[Start of Information provided]

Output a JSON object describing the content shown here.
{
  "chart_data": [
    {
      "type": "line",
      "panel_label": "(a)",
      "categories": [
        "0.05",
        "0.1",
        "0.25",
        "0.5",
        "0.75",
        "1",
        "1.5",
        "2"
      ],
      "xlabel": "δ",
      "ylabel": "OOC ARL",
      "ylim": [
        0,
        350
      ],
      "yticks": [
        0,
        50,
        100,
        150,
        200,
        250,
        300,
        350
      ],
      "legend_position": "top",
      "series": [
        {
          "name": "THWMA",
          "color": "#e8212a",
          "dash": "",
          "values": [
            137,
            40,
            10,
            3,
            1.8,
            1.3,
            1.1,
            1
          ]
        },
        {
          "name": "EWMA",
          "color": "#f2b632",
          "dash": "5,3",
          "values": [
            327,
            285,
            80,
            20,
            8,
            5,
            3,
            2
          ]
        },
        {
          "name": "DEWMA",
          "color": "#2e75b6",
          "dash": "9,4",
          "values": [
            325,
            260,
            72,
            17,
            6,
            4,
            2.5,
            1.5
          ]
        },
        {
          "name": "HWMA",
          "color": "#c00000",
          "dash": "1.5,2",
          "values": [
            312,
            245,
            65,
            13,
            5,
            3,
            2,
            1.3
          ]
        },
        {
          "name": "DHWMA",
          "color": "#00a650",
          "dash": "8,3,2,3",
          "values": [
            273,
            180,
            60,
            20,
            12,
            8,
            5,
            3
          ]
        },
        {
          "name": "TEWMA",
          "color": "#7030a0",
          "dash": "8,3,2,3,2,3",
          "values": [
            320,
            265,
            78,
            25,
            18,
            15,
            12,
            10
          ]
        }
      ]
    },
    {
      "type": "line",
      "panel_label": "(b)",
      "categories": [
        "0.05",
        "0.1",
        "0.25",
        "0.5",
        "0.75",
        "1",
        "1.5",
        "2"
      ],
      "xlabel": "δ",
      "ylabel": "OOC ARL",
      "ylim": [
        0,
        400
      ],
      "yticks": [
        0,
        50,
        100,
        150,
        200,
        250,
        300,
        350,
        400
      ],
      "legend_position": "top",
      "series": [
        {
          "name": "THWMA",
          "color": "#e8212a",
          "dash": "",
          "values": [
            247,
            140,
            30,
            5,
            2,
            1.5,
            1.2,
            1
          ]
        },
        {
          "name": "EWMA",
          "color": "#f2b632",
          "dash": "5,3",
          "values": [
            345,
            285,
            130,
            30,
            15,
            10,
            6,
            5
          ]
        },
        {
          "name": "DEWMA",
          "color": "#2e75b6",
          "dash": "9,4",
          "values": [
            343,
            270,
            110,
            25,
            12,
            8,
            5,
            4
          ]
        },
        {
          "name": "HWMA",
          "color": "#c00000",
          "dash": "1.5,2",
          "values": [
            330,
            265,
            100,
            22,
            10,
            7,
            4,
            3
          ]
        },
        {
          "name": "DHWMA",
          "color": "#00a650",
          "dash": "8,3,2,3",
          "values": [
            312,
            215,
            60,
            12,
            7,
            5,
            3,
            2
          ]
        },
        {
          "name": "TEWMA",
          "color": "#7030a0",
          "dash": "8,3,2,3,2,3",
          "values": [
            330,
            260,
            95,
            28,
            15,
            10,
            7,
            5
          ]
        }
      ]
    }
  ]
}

[End of Information provided]

Description of the task: Each record above must be given again exactly.

Exercise result:
Output a JSON object describing the content shown here.
{
  "chart_data": [
    {
      "type": "line",
      "panel_label": "(a)",
      "categories": [
        "0.05",
        "0.1",
        "0.25",
        "0.5",
        "0.75",
        "1",
        "1.5",
        "2"
      ],
      "xlabel": "δ",
      "ylabel": "OOC ARL",
      "ylim": [
        0,
        350
      ],
      "yticks": [
        0,
        50,
        100,
        150,
        200,
        250,
        300,
        350
      ],
      "legend_position": "top",
      "series": [
        {
          "name": "THWMA",
          "color": "#e8212a",
          "dash": "",
          "values": [
            137,
            40,
            10,
            3,
            1.8,
            1.3,
            1.1,
            1
          ]
        },
        {
          "name": "EWMA",
          "color": "#f2b632",
          "dash": "5,3",
          "values": [
            327,
            285,
            80,
            20,
            8,
            5,
            3,
            2
          ]
        },
        {
          "name": "DEWMA",
          "color": "#2e75b6",
          "dash": "9,4",
          "values": [
            325,
            260,
            72,
            17,
            6,
            4,
            2.5,
            1.5
          ]
        },
        {
          "name": "HWMA",
          "color": "#c00000",
          "dash": "1.5,2",
          "values": [
            312,
            245,
            65,
            13,
            5,
            3,
            2,
            1.3
          ]
        },
        {
          "name": "DHWMA",
          "color": "#00a650",
          "dash": "8,3,2,3",
          "values": [
            273,
            180,
            60,
            20,
            12,
            8,
            5,
            3
          ]
        },
        {
          "name": "TEWMA",
          "color": "#7030a0",
          "dash": "8,3,2,3,2,3",
          "values": [
            320,
            265,
            78,
            25,
            18,
            15,
            12,
            10
          ]
        }
      ]
    },
    {
      "type": "line",
      "panel_label": "(b)",
      "categories": [
        "0.05",
        "0.1",
        "0.25",
        "0.5",
        "0.75",
        "1",
        "1.5",
        "2"
      ],
      "xlabel": "δ",
      "ylabel": "OOC ARL",
      "ylim": [
        0,
        400
      ],
      "yticks": [
        0,
        50,
        100,
        150,
        200,
        250,
        300,
        350,
        400
      ],
      "legend_position": "top",
      "series": [
        {
          "name": "THWMA",
          "color": "#e8212a",
          "dash": "",
          "values": [
            247,
            140,
            30,
            5,
            2,
            1.5,
            1.2,
            1
          ]
        },
        {
          "name": "EWMA",
          "color": "#f2b632",
          "dash": "5,3",
          "values": [
            345,
            285,
            130,
            30,
            15,
            10,
            6,
            5
          ]
        },
        {
          "name": "DEWMA",
          "color": "#2e75b6",
          "dash": "9,4",
          "values": [
            343,
            270,
            110,
            25,
            12,
            8,
            5,
            4
          ]
        },
        {
          "name": "HWMA",
          "color": "#c00000",
          "dash": "1.5,2",
          "values": [
            330,
            265,
            100,
            22,
            10,
            7,
            4,
            3
          ]
        },
        {
          "name": "DHWMA",
          "color": "#00a650",
          "dash": "8,3,2,3",
          "values": [
            312,
            215,
            60,
            12,
            7,
            5,
            3,
            2
          ]
        },
        {
          "name": "TEWMA",
          "color": "#7030a0",
          "dash": "8,3,2,3,2,3",
          "values": [
            330,
            260,
            95,
            28,
            15,
            10,
            7,
            5
          ]
        }
      ]
    }
  ]
}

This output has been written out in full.